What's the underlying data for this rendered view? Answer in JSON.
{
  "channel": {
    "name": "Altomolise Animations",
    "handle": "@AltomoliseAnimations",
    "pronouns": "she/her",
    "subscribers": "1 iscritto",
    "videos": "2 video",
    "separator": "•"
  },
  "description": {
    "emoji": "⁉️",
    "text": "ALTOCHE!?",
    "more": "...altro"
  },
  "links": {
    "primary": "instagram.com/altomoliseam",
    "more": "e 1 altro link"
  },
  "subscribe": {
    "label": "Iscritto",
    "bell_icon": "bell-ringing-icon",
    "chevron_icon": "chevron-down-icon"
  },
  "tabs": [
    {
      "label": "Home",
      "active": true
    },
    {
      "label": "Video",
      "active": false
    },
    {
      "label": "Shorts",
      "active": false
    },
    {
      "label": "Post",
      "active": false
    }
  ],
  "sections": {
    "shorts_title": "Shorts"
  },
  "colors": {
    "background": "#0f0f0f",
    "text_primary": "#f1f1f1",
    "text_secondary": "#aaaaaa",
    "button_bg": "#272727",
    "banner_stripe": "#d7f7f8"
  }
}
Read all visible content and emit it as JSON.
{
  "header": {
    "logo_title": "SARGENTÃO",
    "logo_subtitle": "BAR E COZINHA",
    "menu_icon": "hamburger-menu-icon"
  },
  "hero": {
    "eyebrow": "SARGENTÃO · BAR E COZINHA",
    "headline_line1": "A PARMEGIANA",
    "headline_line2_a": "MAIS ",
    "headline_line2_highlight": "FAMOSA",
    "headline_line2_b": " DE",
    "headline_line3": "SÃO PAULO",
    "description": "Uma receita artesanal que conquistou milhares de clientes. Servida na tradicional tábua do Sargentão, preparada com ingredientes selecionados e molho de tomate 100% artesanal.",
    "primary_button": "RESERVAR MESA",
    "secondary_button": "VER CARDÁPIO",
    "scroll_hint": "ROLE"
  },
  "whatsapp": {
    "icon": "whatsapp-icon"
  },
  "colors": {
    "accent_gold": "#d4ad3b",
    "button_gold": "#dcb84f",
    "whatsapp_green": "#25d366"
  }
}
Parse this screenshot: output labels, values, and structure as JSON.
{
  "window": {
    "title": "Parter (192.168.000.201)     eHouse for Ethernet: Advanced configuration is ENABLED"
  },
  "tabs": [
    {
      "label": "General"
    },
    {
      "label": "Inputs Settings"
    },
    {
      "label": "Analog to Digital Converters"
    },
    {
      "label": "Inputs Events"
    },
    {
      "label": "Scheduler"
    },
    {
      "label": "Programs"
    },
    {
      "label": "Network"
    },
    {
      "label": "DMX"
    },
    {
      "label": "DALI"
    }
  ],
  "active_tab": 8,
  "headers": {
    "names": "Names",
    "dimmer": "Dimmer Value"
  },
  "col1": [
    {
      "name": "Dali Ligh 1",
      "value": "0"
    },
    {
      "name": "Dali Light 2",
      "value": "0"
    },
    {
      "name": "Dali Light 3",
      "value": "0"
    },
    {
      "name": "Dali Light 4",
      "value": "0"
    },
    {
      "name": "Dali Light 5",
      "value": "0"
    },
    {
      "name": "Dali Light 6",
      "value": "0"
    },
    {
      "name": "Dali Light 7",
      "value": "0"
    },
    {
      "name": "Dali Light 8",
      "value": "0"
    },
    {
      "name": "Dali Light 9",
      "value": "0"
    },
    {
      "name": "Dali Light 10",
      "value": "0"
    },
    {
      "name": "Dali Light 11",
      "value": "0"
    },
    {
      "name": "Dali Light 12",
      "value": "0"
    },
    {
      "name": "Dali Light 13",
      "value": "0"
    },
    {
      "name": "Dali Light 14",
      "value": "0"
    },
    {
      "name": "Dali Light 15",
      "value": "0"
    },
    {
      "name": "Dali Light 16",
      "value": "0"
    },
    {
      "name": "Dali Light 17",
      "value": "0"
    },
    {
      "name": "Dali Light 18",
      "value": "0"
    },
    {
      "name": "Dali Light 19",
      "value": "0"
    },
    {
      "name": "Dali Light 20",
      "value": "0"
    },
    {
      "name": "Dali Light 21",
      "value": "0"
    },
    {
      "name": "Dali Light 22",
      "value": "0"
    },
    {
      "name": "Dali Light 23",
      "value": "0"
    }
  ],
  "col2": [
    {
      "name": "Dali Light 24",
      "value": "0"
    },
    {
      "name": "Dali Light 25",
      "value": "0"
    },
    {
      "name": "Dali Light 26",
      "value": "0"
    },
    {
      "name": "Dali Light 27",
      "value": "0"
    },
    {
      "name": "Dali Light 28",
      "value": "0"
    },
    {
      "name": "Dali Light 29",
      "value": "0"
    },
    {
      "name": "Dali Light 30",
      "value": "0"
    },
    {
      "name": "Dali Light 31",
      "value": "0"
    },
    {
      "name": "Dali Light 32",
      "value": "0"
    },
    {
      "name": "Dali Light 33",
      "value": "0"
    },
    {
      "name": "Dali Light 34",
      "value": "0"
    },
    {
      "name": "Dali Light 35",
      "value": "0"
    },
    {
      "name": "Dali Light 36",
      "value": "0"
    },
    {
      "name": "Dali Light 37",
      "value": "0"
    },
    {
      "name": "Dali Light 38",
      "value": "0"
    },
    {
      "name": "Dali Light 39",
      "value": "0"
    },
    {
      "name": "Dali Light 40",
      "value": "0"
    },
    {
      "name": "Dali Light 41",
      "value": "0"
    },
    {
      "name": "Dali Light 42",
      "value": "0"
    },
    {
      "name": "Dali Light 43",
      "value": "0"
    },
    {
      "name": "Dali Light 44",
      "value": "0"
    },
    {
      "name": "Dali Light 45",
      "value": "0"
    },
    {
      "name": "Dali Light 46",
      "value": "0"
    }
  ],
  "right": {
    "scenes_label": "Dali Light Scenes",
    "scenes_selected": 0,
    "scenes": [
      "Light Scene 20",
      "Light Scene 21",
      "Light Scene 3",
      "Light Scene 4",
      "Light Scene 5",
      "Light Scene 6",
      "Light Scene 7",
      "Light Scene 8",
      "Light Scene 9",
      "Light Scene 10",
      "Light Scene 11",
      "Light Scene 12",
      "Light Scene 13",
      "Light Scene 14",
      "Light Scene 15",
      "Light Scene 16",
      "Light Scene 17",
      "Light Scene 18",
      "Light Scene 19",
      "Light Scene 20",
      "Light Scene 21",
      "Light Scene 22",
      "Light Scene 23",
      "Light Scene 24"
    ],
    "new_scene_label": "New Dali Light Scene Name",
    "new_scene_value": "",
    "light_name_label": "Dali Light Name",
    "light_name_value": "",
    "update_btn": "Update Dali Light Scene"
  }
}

########################################

The task:
All of the records must be retyped exactly as they are.

Correct answer:
What's the underlying data for this rendered view? Answer in JSON.
{
  "channel": {
    "name": "Altomolise Animations",
    "handle": "@AltomoliseAnimations",
    "pronouns": "she/her",
    "subscribers": "1 iscritto",
    "videos": "2 video",
    "separator": "•"
  },
  "description": {
    "emoji": "⁉️",
    "text": "ALTOCHE!?",
    "more": "...altro"
  },
  "links": {
    "primary": "instagram.com/altomoliseam",
    "more": "e 1 altro link"
  },
  "subscribe": {
    "label": "Iscritto",
    "bell_icon": "bell-ringing-icon",
    "chevron_icon": "chevron-down-icon"
  },
  "tabs": [
    {
      "label": "Home",
      "active": true
    },
    {
      "label": "Video",
      "active": false
    },
    {
      "label": "Shorts",
      "active": false
    },
    {
      "label": "Post",
      "active": false
    }
  ],
  "sections": {
    "shorts_title": "Shorts"
  },
  "colors": {
    "background": "#0f0f0f",
    "text_primary": "#f1f1f1",
    "text_secondary": "#aaaaaa",
    "button_bg": "#272727",
    "banner_stripe": "#d7f7f8"
  }
}
Read all visible content and emit it as JSON.
{
  "header": {
    "logo_title": "SARGENTÃO",
    "logo_subtitle": "BAR E COZINHA",
    "menu_icon": "hamburger-menu-icon"
  },
  "hero": {
    "eyebrow": "SARGENTÃO · BAR E COZINHA",
    "headline_line1": "A PARMEGIANA",
    "headline_line2_a": "MAIS ",
    "headline_line2_highlight": "FAMOSA",
    "headline_line2_b": " DE",
    "headline_line3": "SÃO PAULO",
    "description": "Uma receita artesanal que conquistou milhares de clientes. Servida na tradicional tábua do Sargentão, preparada com ingredientes selecionados e molho de tomate 100% artesanal.",
    "primary_button": "RESERVAR MESA",
    "secondary_button": "VER CARDÁPIO",
    "scroll_hint": "ROLE"
  },
  "whatsapp": {
    "icon": "whatsapp-icon"
  },
  "colors": {
    "accent_gold": "#d4ad3b",
    "button_gold": "#dcb84f",
    "whatsapp_green": "#25d366"
  }
}
Parse this screenshot: output labels, values, and structure as JSON.
{
  "window": {
    "title": "Parter (192.168.000.201)     eHouse for Ethernet: Advanced configuration is ENABLED"
  },
  "tabs": [
    {
      "label": "General"
    },
    {
      "label": "Inputs Settings"
    },
    {
      "label": "Analog to Digital Converters"
    },
    {
      "label": "Inputs Events"
    },
    {
      "label": "Scheduler"
    },
    {
      "label": "Programs"
    },
    {
      "label": "Network"
    },
    {
      "label": "DMX"
    },
    {
      "label": "DALI"
    }
  ],
  "active_tab": 8,
  "headers": {
    "names": "Names",
    "dimmer": "Dimmer Value"
  },
  "col1": [
    {
      "name": "Dali Ligh 1",
      "value": "0"
    },
    {
      "name": "Dali Light 2",
      "value": "0"
    },
    {
      "name": "Dali Light 3",
      "value": "0"
    },
    {
      "name": "Dali Light 4",
      "value": "0"
    },
    {
      "name": "Dali Light 5",
      "value": "0"
    },
    {
      "name": "Dali Light 6",
      "value": "0"
    },
    {
      "name": "Dali Light 7",
      "value": "0"
    },
    {
      "name": "Dali Light 8",
      "value": "0"
    },
    {
      "name": "Dali Light 9",
      "value": "0"
    },
    {
      "name": "Dali Light 10",
      "value": "0"
    },
    {
      "name": "Dali Light 11",
      "value": "0"
    },
    {
      "name": "Dali Light 12",
      "value": "0"
    },
    {
      "name": "Dali Light 13",
      "value": "0"
    },
    {
      "name": "Dali Light 14",
      "value": "0"
    },
    {
      "name": "Dali Light 15",
      "value": "0"
    },
    {
      "name": "Dali Light 16",
      "value": "0"
    },
    {
      "name": "Dali Light 17",
      "value": "0"
    },
    {
      "name": "Dali Light 18",
      "value": "0"
    },
    {
      "name": "Dali Light 19",
      "value": "0"
    },
    {
      "name": "Dali Light 20",
      "value": "0"
    },
    {
      "name": "Dali Light 21",
      "value": "0"
    },
    {
      "name": "Dali Light 22",
      "value": "0"
    },
    {
      "name": "Dali Light 23",
      "value": "0"
    }
  ],
  "col2": [
    {
      "name": "Dali Light 24",
      "value": "0"
    },
    {
      "name": "Dali Light 25",
      "value": "0"
    },
    {
      "name": "Dali Light 26",
      "value": "0"
    },
    {
      "name": "Dali Light 27",
      "value": "0"
    },
    {
      "name": "Dali Light 28",
      "value": "0"
    },
    {
      "name": "Dali Light 29",
      "value": "0"
    },
    {
      "name": "Dali Light 30",
      "value": "0"
    },
    {
      "name": "Dali Light 31",
      "value": "0"
    },
    {
      "name": "Dali Light 32",
      "value": "0"
    },
    {
      "name": "Dali Light 33",
      "value": "0"
    },
    {
      "name": "Dali Light 34",
      "value": "0"
    },
    {
      "name": "Dali Light 35",
      "value": "0"
    },
    {
      "name": "Dali Light 36",
      "value": "0"
    },
    {
      "name": "Dali Light 37",
      "value": "0"
    },
    {
      "name": "Dali Light 38",
      "value": "0"
    },
    {
      "name": "Dali Light 39",
      "value": "0"
    },
    {
      "name": "Dali Light 40",
      "value": "0"
    },
    {
      "name": "Dali Light 41",
      "value": "0"
    },
    {
      "name": "Dali Light 42",
      "value": "0"
    },
    {
      "name": "Dali Light 43",
      "value": "0"
    },
    {
      "name": "Dali Light 44",
      "value": "0"
    },
    {
      "name": "Dali Light 45",
      "value": "0"
    },
    {
      "name": "Dali Light 46",
      "value": "0"
    }
  ],
  "right": {
    "scenes_label": "Dali Light Scenes",
    "scenes_selected": 0,
    "scenes": [
      "Light Scene 20",
      "Light Scene 21",
      "Light Scene 3",
      "Light Scene 4",
      "Light Scene 5",
      "Light Scene 6",
      "Light Scene 7",
      "Light Scene 8",
      "Light Scene 9",
      "Light Scene 10",
      "Light Scene 11",
      "Light Scene 12",
      "Light Scene 13",
      "Light Scene 14",
      "Light Scene 15",
      "Light Scene 16",
      "Light Scene 17",
      "Light Scene 18",
      "Light Scene 19",
      "Light Scene 20",
      "Light Scene 21",
      "Light Scene 22",
      "Light Scene 23",
      "Light Scene 24"
    ],
    "new_scene_label": "New Dali Light Scene Name",
    "new_scene_value": "",
    "light_name_label": "Dali Light Name",
    "light_name_value": "",
    "update_btn": "Update Dali Light Scene"
  }
}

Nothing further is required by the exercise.